**What to produce**
For every line in the records that has the word "Marketing", make a copy.

— BEGIN Dataset records —

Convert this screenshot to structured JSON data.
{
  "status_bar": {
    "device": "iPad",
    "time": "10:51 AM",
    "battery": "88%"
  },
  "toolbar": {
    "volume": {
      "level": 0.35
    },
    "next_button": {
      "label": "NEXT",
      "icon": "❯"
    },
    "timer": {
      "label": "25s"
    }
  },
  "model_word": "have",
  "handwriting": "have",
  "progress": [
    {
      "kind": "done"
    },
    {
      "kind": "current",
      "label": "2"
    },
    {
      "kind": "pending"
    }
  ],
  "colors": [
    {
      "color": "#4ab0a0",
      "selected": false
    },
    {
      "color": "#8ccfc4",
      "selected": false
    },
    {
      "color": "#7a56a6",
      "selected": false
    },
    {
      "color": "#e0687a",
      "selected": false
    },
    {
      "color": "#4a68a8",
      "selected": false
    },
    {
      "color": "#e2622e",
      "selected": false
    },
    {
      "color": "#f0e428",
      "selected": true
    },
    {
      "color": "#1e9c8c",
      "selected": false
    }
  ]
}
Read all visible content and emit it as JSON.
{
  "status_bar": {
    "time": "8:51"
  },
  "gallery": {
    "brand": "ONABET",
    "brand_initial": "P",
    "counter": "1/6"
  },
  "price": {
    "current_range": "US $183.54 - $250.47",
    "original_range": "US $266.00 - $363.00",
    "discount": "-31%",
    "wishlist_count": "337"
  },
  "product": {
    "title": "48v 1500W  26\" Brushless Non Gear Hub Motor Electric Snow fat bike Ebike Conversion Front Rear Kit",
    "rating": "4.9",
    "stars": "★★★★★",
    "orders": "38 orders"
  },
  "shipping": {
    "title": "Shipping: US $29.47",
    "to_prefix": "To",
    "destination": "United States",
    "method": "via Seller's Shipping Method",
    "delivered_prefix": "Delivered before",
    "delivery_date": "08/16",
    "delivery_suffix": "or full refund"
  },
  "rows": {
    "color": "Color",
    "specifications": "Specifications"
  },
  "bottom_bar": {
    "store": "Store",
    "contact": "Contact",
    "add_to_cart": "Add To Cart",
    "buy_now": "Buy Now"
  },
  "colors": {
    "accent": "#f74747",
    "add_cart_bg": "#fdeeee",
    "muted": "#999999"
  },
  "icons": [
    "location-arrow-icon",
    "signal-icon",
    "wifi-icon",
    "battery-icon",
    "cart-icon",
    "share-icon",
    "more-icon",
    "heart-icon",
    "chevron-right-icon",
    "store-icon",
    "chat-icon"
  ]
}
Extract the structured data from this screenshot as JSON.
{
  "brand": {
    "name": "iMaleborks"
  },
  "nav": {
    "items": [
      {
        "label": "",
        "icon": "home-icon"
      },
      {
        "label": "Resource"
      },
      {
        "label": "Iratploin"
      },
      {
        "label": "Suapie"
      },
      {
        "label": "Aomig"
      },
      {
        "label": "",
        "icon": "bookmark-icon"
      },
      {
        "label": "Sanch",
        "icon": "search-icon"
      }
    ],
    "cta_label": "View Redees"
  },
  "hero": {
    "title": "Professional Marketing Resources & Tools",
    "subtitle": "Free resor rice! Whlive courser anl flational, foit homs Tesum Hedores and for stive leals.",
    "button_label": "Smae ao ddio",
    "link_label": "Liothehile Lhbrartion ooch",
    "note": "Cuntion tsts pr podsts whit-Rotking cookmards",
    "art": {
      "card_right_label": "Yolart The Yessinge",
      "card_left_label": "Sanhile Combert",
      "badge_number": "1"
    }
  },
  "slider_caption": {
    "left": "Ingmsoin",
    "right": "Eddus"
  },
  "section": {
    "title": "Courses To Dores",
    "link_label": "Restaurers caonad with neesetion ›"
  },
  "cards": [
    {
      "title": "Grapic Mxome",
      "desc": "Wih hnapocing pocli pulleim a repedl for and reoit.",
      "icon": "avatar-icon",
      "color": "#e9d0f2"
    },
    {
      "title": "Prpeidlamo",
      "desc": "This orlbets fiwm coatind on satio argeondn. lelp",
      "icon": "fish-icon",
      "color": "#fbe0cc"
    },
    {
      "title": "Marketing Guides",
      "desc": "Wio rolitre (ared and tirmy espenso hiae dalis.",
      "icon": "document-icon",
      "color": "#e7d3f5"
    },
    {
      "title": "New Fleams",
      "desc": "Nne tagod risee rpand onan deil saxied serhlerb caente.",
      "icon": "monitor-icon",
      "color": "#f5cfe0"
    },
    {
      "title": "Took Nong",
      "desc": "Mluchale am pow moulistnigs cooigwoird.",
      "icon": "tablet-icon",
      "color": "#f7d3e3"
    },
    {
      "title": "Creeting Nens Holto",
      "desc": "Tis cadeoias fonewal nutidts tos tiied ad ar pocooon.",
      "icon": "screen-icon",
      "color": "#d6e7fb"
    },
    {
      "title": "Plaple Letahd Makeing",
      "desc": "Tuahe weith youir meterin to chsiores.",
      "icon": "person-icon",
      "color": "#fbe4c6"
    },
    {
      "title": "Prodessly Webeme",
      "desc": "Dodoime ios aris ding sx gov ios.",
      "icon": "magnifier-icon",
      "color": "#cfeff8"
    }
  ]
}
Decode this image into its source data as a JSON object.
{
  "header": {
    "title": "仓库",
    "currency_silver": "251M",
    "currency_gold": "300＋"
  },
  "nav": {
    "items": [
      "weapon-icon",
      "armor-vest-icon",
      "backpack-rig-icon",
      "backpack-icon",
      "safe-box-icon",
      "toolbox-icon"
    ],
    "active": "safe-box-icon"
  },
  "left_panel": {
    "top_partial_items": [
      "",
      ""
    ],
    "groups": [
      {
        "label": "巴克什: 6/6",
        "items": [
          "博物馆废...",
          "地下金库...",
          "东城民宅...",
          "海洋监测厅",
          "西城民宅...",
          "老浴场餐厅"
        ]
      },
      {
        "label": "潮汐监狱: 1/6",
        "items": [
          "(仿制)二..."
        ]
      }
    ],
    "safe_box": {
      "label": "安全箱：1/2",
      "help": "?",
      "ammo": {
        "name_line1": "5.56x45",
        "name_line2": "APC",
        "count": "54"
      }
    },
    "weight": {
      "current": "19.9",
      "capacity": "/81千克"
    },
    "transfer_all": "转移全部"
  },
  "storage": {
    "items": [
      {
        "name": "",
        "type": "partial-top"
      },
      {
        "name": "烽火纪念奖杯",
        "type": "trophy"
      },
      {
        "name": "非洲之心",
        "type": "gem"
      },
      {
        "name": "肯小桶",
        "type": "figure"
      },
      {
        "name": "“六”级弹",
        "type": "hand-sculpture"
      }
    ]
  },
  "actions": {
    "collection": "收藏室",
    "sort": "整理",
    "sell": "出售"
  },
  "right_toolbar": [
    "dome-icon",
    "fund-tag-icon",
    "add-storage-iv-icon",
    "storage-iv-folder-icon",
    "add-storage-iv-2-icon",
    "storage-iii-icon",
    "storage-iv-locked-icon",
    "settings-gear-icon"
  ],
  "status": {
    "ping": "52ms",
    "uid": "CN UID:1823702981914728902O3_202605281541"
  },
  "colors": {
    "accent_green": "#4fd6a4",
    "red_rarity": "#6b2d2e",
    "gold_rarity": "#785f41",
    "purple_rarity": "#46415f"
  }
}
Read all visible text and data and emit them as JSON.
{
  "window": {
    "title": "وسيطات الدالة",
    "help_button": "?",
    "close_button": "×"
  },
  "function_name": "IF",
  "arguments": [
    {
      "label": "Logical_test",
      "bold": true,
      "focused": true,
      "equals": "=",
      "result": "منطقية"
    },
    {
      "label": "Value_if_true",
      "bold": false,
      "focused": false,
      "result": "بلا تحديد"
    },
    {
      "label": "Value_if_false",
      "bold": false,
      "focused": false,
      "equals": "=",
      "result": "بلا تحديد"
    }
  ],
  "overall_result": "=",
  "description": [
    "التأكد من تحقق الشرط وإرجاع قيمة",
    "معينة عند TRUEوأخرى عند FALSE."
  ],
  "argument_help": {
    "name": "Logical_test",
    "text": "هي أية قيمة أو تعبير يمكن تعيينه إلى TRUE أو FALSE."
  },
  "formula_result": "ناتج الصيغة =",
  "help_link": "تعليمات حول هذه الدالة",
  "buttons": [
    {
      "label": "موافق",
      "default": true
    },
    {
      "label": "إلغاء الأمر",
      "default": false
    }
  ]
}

— END Dataset records —

**Response to this task**
    "title": "Professional Marketing Resources & Tools",
      "title": "Marketing Guides",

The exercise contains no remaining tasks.